#### [WHAT YOU WILL DO]
Identify each line containing the word "ylabel" and copy it.

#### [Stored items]
________
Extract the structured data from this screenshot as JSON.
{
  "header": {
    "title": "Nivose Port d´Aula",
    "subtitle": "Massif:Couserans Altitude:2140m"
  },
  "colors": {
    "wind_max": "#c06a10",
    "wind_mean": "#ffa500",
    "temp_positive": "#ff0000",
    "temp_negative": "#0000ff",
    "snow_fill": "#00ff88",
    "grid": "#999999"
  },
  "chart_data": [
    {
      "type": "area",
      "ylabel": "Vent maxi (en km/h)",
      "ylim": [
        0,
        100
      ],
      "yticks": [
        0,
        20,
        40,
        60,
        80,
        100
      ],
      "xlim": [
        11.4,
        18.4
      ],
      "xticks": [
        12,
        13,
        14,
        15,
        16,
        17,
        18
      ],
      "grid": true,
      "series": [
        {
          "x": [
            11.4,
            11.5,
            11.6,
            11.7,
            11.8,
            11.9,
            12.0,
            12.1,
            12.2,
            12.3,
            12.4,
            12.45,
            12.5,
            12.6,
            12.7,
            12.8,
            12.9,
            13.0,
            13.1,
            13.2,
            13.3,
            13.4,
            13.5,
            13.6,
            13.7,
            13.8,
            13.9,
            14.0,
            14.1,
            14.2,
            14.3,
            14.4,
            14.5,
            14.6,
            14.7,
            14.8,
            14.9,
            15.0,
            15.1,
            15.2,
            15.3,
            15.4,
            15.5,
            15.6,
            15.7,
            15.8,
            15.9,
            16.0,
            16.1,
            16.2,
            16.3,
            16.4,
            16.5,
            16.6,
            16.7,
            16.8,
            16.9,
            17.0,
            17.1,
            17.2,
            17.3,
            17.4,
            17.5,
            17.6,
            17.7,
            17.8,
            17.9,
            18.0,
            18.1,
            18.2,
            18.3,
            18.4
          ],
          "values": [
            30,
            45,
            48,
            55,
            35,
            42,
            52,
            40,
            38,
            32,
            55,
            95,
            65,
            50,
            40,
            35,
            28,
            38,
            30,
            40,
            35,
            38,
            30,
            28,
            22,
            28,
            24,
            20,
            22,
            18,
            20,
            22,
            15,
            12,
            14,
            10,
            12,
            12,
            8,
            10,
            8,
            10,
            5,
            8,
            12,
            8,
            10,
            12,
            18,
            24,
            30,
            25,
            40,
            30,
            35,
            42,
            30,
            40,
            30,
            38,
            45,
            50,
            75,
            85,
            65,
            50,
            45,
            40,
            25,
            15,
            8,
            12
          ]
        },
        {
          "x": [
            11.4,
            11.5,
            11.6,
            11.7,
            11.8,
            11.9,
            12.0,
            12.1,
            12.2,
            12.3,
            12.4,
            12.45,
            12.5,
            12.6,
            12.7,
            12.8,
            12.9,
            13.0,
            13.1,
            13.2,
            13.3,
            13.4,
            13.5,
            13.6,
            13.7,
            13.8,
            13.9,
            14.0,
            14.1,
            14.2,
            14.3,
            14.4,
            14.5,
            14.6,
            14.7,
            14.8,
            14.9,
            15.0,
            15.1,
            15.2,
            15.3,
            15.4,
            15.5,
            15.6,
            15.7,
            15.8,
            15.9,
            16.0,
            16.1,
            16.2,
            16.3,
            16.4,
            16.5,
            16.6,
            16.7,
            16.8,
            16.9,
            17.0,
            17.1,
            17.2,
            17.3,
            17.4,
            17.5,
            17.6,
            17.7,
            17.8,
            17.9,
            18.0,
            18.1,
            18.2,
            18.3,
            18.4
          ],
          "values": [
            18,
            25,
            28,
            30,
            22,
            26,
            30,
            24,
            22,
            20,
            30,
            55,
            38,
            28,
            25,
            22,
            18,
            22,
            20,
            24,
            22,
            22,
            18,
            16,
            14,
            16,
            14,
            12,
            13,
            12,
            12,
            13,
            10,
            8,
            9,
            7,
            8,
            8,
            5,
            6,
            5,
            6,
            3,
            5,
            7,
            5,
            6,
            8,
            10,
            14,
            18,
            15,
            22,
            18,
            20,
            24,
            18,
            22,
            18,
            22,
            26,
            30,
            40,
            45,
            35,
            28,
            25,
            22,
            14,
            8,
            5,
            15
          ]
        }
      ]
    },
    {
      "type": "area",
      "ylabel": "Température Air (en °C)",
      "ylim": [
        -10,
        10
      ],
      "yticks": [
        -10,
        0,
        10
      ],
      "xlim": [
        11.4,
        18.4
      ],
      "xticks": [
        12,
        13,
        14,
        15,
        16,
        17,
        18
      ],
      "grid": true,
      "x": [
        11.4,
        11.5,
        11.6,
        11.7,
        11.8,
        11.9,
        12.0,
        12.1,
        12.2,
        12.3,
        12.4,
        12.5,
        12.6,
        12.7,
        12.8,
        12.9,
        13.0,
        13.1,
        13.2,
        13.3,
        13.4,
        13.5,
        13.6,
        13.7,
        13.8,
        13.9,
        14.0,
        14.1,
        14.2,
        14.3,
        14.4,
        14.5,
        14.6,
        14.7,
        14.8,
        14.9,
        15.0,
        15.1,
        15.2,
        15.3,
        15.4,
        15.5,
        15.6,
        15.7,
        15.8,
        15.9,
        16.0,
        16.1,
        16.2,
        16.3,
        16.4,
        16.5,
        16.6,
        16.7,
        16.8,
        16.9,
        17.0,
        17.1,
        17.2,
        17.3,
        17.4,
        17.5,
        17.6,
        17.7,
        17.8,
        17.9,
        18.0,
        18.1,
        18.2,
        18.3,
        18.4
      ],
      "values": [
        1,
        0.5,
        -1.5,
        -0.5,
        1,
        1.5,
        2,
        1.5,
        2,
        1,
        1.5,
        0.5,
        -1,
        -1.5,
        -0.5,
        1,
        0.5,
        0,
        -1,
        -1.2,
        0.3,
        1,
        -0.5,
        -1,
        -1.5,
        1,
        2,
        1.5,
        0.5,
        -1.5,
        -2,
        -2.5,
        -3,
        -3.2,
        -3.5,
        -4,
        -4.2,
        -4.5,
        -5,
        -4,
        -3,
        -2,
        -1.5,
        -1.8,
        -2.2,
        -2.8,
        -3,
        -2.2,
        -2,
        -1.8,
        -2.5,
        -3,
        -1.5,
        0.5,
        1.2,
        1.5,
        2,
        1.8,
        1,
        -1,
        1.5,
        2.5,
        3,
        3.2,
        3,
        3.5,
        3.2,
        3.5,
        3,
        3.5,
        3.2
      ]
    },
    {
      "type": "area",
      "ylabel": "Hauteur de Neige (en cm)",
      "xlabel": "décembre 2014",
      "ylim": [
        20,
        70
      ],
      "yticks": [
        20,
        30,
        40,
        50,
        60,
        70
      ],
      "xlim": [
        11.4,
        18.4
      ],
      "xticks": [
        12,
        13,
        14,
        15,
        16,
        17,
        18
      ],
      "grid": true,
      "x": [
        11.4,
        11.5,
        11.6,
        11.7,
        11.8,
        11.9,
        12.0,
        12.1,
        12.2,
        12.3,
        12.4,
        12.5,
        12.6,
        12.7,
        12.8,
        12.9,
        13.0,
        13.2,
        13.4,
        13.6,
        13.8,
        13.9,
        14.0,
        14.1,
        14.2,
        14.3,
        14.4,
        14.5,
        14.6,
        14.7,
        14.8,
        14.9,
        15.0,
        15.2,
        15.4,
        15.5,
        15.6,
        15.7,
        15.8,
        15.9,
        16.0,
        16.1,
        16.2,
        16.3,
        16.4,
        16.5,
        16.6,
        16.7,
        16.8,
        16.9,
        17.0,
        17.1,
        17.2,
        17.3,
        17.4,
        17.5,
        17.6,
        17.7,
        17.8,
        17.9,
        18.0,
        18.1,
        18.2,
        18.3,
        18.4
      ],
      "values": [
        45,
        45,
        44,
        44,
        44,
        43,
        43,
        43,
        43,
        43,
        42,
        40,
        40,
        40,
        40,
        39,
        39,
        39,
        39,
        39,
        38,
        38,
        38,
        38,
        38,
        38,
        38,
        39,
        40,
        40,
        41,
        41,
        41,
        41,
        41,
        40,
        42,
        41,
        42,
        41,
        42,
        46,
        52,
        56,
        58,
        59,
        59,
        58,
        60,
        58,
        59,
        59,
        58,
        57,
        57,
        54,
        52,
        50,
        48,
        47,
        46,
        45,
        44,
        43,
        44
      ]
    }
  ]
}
________
#### [ANSWER FOR THIS EXERCISE]
      "ylabel": "Vent maxi (en km/h)",
      "ylabel": "Température Air (en °C)",
      "ylabel": "Hauteur de Neige (en cm)",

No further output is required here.